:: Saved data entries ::
------------------------------------

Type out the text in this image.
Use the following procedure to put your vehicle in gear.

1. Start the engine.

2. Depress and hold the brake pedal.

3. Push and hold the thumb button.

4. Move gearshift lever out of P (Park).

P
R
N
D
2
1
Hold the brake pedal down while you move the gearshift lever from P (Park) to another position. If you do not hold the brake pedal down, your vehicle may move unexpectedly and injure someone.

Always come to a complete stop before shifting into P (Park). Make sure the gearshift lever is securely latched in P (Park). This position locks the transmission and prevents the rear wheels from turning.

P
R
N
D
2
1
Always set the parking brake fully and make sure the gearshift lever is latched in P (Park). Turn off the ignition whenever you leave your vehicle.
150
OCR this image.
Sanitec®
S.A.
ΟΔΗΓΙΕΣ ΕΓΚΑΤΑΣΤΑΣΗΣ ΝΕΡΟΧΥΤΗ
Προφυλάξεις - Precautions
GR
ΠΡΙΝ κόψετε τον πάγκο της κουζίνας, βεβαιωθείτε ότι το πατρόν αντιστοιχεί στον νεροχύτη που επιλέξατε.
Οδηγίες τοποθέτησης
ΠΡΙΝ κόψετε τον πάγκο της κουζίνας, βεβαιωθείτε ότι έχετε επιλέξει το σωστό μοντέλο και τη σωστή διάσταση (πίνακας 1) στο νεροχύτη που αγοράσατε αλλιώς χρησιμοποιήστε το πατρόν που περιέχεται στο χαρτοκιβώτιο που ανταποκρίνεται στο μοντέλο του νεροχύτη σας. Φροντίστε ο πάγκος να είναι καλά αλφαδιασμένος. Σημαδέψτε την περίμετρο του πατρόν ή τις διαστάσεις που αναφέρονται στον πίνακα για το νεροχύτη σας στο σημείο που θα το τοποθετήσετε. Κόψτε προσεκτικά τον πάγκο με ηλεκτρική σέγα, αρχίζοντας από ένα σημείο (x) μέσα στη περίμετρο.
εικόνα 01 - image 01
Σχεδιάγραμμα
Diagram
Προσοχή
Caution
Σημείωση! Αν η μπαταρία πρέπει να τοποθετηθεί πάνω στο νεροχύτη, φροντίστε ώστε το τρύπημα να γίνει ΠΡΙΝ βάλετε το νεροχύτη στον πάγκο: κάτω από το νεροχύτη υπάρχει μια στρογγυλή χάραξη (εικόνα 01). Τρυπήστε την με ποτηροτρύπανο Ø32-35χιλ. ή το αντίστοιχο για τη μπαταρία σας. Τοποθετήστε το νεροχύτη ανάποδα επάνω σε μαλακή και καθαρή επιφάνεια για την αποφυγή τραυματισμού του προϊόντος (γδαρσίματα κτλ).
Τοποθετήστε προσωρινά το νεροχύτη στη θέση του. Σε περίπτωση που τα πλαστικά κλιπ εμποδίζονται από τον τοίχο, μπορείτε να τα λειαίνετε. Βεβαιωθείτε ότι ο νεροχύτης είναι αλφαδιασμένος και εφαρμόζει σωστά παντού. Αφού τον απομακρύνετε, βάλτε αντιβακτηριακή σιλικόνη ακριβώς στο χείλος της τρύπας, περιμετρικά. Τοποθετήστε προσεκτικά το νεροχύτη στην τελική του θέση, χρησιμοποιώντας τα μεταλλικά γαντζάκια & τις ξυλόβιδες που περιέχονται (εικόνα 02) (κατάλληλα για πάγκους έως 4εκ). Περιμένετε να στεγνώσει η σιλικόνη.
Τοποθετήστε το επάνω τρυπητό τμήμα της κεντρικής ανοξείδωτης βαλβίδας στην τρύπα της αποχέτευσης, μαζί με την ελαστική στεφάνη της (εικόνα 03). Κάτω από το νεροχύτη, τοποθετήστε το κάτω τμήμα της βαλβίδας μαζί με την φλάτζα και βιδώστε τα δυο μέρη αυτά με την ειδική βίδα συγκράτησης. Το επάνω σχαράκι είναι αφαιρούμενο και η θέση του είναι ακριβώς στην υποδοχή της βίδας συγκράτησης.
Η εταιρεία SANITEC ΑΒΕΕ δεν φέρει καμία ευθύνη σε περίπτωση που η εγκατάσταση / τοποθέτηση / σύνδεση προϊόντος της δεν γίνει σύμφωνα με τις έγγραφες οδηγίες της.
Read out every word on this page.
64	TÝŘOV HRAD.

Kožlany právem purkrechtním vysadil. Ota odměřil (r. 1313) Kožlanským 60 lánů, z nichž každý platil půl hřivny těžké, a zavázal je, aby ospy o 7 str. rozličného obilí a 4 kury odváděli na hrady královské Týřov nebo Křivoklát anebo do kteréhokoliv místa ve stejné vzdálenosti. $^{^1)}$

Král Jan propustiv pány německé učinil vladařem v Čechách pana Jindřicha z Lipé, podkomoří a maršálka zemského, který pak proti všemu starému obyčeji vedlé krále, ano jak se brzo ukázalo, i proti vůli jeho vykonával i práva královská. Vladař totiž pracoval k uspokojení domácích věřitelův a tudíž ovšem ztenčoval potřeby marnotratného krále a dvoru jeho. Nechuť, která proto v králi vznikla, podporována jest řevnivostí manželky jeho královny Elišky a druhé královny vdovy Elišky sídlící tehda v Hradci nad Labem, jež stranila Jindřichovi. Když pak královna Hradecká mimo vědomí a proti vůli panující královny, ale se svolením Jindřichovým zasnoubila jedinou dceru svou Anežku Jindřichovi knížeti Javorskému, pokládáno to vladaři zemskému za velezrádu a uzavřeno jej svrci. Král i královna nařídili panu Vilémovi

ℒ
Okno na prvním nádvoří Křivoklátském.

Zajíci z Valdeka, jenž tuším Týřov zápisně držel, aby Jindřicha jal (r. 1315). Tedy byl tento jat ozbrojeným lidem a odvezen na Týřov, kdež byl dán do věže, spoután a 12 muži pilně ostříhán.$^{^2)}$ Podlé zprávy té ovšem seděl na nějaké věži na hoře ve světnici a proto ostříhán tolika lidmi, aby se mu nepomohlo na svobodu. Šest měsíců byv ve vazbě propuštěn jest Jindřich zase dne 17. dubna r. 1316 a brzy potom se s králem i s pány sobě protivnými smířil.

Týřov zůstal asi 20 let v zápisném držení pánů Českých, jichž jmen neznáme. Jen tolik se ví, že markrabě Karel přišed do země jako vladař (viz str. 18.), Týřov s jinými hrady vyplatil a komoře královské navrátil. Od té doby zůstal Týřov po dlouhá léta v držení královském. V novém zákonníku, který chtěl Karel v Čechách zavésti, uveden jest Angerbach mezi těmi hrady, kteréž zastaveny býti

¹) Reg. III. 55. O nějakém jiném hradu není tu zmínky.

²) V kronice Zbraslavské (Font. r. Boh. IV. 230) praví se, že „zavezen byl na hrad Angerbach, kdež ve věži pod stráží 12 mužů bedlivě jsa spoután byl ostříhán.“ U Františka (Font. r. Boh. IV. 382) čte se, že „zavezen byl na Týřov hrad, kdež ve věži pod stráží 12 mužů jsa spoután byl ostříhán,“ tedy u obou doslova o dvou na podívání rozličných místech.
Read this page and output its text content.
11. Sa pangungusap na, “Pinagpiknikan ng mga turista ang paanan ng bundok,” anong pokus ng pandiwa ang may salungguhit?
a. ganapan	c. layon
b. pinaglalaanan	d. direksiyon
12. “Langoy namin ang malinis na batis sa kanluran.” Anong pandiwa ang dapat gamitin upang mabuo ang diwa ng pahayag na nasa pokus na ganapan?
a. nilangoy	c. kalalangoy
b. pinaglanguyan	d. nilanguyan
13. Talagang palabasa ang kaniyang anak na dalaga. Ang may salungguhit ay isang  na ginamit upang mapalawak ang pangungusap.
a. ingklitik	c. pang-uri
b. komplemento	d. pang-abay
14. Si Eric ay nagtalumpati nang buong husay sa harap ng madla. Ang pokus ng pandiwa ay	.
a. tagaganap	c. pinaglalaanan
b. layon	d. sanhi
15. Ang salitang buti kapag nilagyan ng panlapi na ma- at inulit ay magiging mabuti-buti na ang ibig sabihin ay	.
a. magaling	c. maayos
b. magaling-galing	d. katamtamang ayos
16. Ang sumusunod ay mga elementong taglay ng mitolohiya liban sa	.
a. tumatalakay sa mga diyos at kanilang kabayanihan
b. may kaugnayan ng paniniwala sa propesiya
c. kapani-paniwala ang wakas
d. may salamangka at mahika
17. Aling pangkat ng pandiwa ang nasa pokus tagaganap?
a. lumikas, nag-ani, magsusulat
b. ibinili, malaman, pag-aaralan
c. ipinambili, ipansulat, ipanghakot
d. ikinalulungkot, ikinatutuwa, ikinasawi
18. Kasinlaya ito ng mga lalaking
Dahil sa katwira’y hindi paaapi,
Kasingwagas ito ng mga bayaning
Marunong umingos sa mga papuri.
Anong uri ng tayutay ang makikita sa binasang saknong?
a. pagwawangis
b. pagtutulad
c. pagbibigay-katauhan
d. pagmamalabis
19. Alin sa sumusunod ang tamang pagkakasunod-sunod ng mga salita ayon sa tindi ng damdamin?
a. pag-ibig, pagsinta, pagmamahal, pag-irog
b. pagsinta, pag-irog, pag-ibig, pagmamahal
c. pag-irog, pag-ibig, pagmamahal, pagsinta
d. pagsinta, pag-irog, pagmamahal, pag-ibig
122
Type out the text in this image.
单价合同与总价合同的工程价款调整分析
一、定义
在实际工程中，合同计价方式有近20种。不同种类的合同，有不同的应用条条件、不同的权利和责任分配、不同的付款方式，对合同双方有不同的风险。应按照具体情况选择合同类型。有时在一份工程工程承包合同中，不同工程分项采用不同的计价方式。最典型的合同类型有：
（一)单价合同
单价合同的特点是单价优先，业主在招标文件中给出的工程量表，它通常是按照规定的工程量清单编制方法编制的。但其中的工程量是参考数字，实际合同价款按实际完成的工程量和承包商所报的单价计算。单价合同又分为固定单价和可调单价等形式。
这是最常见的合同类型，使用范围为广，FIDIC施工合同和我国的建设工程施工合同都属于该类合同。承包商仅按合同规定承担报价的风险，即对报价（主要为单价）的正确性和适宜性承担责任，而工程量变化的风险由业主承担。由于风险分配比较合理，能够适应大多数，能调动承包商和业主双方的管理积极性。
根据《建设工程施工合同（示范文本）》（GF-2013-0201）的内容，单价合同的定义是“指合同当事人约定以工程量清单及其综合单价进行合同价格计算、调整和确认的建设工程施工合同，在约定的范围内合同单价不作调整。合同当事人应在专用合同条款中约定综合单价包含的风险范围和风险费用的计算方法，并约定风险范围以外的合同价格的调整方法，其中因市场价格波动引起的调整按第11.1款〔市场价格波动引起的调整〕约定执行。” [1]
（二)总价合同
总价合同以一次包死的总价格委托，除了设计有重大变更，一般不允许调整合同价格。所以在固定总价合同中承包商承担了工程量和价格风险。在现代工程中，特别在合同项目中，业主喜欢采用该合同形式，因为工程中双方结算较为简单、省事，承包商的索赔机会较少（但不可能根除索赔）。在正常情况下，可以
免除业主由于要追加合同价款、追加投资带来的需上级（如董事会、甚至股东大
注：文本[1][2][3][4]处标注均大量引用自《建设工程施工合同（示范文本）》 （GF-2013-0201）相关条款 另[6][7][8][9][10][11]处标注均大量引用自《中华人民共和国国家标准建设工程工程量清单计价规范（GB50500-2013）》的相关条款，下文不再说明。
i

------------------------------------

Copy every line of the records above that contains "pagmamahal".

a. pag-ibig, pagsinta, pagmamahal, pag-irog
b. pagsinta, pag-irog, pag-ibig, pagmamahal
c. pag-irog, pag-ibig, pagmamahal, pagsinta
d. pagsinta, pag-irog, pagmamahal, pag-ibig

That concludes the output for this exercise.